# Work to complete:
Exactly repeat the full listing that follows.

== Information shown

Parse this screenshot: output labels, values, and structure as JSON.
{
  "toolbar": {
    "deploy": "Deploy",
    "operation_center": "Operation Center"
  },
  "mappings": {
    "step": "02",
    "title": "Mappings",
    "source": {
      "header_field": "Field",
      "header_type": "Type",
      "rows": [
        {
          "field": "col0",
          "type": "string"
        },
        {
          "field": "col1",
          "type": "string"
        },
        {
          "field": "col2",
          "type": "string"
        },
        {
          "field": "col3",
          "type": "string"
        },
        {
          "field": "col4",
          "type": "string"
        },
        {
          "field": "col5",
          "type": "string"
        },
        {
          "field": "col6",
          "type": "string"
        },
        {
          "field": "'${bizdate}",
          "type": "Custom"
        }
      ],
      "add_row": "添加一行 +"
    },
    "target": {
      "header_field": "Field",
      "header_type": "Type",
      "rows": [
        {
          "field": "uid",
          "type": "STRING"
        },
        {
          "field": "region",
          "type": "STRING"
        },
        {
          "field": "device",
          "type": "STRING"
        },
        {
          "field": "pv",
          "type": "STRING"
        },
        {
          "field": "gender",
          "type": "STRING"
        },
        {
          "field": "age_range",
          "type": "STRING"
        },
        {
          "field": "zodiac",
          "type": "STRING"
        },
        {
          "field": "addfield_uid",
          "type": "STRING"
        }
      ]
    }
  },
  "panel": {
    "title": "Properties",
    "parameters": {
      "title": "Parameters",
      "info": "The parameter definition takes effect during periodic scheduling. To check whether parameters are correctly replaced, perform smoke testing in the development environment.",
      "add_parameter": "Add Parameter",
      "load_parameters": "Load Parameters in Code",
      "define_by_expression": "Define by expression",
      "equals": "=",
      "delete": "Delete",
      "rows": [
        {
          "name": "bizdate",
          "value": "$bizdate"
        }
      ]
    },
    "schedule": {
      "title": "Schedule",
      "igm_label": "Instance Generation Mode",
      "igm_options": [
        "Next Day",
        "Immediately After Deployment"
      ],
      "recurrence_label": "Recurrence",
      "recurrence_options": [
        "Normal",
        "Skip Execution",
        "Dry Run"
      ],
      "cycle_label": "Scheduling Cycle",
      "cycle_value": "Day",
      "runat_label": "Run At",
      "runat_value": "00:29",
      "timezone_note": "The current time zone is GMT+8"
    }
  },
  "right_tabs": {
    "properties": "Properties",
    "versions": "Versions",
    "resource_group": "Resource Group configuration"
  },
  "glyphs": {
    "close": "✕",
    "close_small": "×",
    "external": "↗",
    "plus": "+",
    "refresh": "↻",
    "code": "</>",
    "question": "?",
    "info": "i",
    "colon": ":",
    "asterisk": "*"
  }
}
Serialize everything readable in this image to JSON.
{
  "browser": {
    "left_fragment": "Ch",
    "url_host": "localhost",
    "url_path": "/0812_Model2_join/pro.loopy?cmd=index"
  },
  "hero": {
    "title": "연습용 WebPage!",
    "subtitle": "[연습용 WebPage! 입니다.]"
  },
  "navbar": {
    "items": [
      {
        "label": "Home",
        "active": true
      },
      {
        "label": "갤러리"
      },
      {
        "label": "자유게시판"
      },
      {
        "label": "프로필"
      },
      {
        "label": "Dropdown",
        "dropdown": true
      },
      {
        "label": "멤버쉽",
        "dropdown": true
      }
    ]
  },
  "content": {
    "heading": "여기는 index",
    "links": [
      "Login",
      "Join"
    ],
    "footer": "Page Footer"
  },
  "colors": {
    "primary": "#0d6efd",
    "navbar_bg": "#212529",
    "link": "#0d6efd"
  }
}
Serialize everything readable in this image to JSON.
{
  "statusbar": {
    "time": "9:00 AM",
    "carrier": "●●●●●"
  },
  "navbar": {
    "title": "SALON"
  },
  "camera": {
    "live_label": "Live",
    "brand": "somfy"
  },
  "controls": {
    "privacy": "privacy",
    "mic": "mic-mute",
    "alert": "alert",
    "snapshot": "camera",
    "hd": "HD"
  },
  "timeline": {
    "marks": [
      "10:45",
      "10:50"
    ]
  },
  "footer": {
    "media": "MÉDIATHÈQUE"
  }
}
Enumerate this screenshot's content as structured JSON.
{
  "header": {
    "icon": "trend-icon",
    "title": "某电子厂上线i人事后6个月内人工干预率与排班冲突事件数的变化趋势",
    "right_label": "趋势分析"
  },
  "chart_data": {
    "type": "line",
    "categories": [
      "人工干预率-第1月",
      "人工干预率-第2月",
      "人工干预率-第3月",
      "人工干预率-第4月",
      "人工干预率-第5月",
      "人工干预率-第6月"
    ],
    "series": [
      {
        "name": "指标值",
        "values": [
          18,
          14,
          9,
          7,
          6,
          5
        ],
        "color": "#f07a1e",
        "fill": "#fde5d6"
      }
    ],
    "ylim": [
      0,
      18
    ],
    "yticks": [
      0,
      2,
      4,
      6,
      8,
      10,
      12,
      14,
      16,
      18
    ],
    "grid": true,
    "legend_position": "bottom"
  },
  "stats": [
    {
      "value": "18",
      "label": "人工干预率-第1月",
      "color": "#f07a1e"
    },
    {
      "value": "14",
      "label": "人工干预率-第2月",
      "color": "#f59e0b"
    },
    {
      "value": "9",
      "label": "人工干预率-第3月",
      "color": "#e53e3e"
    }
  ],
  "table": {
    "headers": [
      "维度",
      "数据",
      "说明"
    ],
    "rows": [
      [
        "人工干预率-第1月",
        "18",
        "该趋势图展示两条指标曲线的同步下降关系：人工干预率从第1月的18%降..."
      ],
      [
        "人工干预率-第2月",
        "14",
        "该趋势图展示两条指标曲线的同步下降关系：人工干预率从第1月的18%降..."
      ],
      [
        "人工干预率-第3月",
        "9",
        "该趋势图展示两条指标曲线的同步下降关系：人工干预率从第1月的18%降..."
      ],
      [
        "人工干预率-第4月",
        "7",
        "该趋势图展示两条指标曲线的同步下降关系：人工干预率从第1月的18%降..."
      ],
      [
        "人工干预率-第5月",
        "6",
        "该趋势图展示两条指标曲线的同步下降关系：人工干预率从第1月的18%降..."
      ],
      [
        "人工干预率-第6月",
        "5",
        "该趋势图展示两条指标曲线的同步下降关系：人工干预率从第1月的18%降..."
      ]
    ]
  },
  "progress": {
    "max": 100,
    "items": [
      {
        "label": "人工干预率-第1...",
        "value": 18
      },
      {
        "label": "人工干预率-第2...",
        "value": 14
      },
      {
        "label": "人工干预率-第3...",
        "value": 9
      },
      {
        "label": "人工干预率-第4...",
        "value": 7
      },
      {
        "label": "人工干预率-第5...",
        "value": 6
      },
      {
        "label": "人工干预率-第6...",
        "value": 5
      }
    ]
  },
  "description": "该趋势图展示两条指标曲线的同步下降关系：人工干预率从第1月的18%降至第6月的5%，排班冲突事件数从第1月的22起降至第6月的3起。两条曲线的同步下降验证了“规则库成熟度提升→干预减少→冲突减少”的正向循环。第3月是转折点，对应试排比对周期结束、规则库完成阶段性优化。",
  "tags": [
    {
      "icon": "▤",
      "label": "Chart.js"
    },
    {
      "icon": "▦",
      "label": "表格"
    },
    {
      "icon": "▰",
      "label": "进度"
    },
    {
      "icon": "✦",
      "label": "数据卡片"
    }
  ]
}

====

# Complete output:
Parse this screenshot: output labels, values, and structure as JSON.
{
  "toolbar": {
    "deploy": "Deploy",
    "operation_center": "Operation Center"
  },
  "mappings": {
    "step": "02",
    "title": "Mappings",
    "source": {
      "header_field": "Field",
      "header_type": "Type",
      "rows": [
        {
          "field": "col0",
          "type": "string"
        },
        {
          "field": "col1",
          "type": "string"
        },
        {
          "field": "col2",
          "type": "string"
        },
        {
          "field": "col3",
          "type": "string"
        },
        {
          "field": "col4",
          "type": "string"
        },
        {
          "field": "col5",
          "type": "string"
        },
        {
          "field": "col6",
          "type": "string"
        },
        {
          "field": "'${bizdate}",
          "type": "Custom"
        }
      ],
      "add_row": "添加一行 +"
    },
    "target": {
      "header_field": "Field",
      "header_type": "Type",
      "rows": [
        {
          "field": "uid",
          "type": "STRING"
        },
        {
          "field": "region",
          "type": "STRING"
        },
        {
          "field": "device",
          "type": "STRING"
        },
        {
          "field": "pv",
          "type": "STRING"
        },
        {
          "field": "gender",
          "type": "STRING"
        },
        {
          "field": "age_range",
          "type": "STRING"
        },
        {
          "field": "zodiac",
          "type": "STRING"
        },
        {
          "field": "addfield_uid",
          "type": "STRING"
        }
      ]
    }
  },
  "panel": {
    "title": "Properties",
    "parameters": {
      "title": "Parameters",
      "info": "The parameter definition takes effect during periodic scheduling. To check whether parameters are correctly replaced, perform smoke testing in the development environment.",
      "add_parameter": "Add Parameter",
      "load_parameters": "Load Parameters in Code",
      "define_by_expression": "Define by expression",
      "equals": "=",
      "delete": "Delete",
      "rows": [
        {
          "name": "bizdate",
          "value": "$bizdate"
        }
      ]
    },
    "schedule": {
      "title": "Schedule",
      "igm_label": "Instance Generation Mode",
      "igm_options": [
        "Next Day",
        "Immediately After Deployment"
      ],
      "recurrence_label": "Recurrence",
      "recurrence_options": [
        "Normal",
        "Skip Execution",
        "Dry Run"
      ],
      "cycle_label": "Scheduling Cycle",
      "cycle_value": "Day",
      "runat_label": "Run At",
      "runat_value": "00:29",
      "timezone_note": "The current time zone is GMT+8"
    }
  },
  "right_tabs": {
    "properties": "Properties",
    "versions": "Versions",
    "resource_group": "Resource Group configuration"
  },
  "glyphs": {
    "close": "✕",
    "close_small": "×",
    "external": "↗",
    "plus": "+",
    "refresh": "↻",
    "code": "</>",
    "question": "?",
    "info": "i",
    "colon": ":",
    "asterisk": "*"
  }
}
Serialize everything readable in this image to JSON.
{
  "browser": {
    "left_fragment": "Ch",
    "url_host": "localhost",
    "url_path": "/0812_Model2_join/pro.loopy?cmd=index"
  },
  "hero": {
    "title": "연습용 WebPage!",
    "subtitle": "[연습용 WebPage! 입니다.]"
  },
  "navbar": {
    "items": [
      {
        "label": "Home",
        "active": true
      },
      {
        "label": "갤러리"
      },
      {
        "label": "자유게시판"
      },
      {
        "label": "프로필"
      },
      {
        "label": "Dropdown",
        "dropdown": true
      },
      {
        "label": "멤버쉽",
        "dropdown": true
      }
    ]
  },
  "content": {
    "heading": "여기는 index",
    "links": [
      "Login",
      "Join"
    ],
    "footer": "Page Footer"
  },
  "colors": {
    "primary": "#0d6efd",
    "navbar_bg": "#212529",
    "link": "#0d6efd"
  }
}
Serialize everything readable in this image to JSON.
{
  "statusbar": {
    "time": "9:00 AM",
    "carrier": "●●●●●"
  },
  "navbar": {
    "title": "SALON"
  },
  "camera": {
    "live_label": "Live",
    "brand": "somfy"
  },
  "controls": {
    "privacy": "privacy",
    "mic": "mic-mute",
    "alert": "alert",
    "snapshot": "camera",
    "hd": "HD"
  },
  "timeline": {
    "marks": [
      "10:45",
      "10:50"
    ]
  },
  "footer": {
    "media": "MÉDIATHÈQUE"
  }
}
Enumerate this screenshot's content as structured JSON.
{
  "header": {
    "icon": "trend-icon",
    "title": "某电子厂上线i人事后6个月内人工干预率与排班冲突事件数的变化趋势",
    "right_label": "趋势分析"
  },
  "chart_data": {
    "type": "line",
    "categories": [
      "人工干预率-第1月",
      "人工干预率-第2月",
      "人工干预率-第3月",
      "人工干预率-第4月",
      "人工干预率-第5月",
      "人工干预率-第6月"
    ],
    "series": [
      {
        "name": "指标值",
        "values": [
          18,
          14,
          9,
          7,
          6,
          5
        ],
        "color": "#f07a1e",
        "fill": "#fde5d6"
      }
    ],
    "ylim": [
      0,
      18
    ],
    "yticks": [
      0,
      2,
      4,
      6,
      8,
      10,
      12,
      14,
      16,
      18
    ],
    "grid": true,
    "legend_position": "bottom"
  },
  "stats": [
    {
      "value": "18",
      "label": "人工干预率-第1月",
      "color": "#f07a1e"
    },
    {
      "value": "14",
      "label": "人工干预率-第2月",
      "color": "#f59e0b"
    },
    {
      "value": "9",
      "label": "人工干预率-第3月",
      "color": "#e53e3e"
    }
  ],
  "table": {
    "headers": [
      "维度",
      "数据",
      "说明"
    ],
    "rows": [
      [
        "人工干预率-第1月",
        "18",
        "该趋势图展示两条指标曲线的同步下降关系：人工干预率从第1月的18%降..."
      ],
      [
        "人工干预率-第2月",
        "14",
        "该趋势图展示两条指标曲线的同步下降关系：人工干预率从第1月的18%降..."
      ],
      [
        "人工干预率-第3月",
        "9",
        "该趋势图展示两条指标曲线的同步下降关系：人工干预率从第1月的18%降..."
      ],
      [
        "人工干预率-第4月",
        "7",
        "该趋势图展示两条指标曲线的同步下降关系：人工干预率从第1月的18%降..."
      ],
      [
        "人工干预率-第5月",
        "6",
        "该趋势图展示两条指标曲线的同步下降关系：人工干预率从第1月的18%降..."
      ],
      [
        "人工干预率-第6月",
        "5",
        "该趋势图展示两条指标曲线的同步下降关系：人工干预率从第1月的18%降..."
      ]
    ]
  },
  "progress": {
    "max": 100,
    "items": [
      {
        "label": "人工干预率-第1...",
        "value": 18
      },
      {
        "label": "人工干预率-第2...",
        "value": 14
      },
      {
        "label": "人工干预率-第3...",
        "value": 9
      },
      {
        "label": "人工干预率-第4...",
        "value": 7
      },
      {
        "label": "人工干预率-第5...",
        "value": 6
      },
      {
        "label": "人工干预率-第6...",
        "value": 5
      }
    ]
  },
  "description": "该趋势图展示两条指标曲线的同步下降关系：人工干预率从第1月的18%降至第6月的5%，排班冲突事件数从第1月的22起降至第6月的3起。两条曲线的同步下降验证了“规则库成熟度提升→干预减少→冲突减少”的正向循环。第3月是转折点，对应试排比对周期结束、规则库完成阶段性优化。",
  "tags": [
    {
      "icon": "▤",
      "label": "Chart.js"
    },
    {
      "icon": "▦",
      "label": "表格"
    },
    {
      "icon": "▰",
      "label": "进度"
    },
    {
      "icon": "✦",
      "label": "数据卡片"
    }
  ]
}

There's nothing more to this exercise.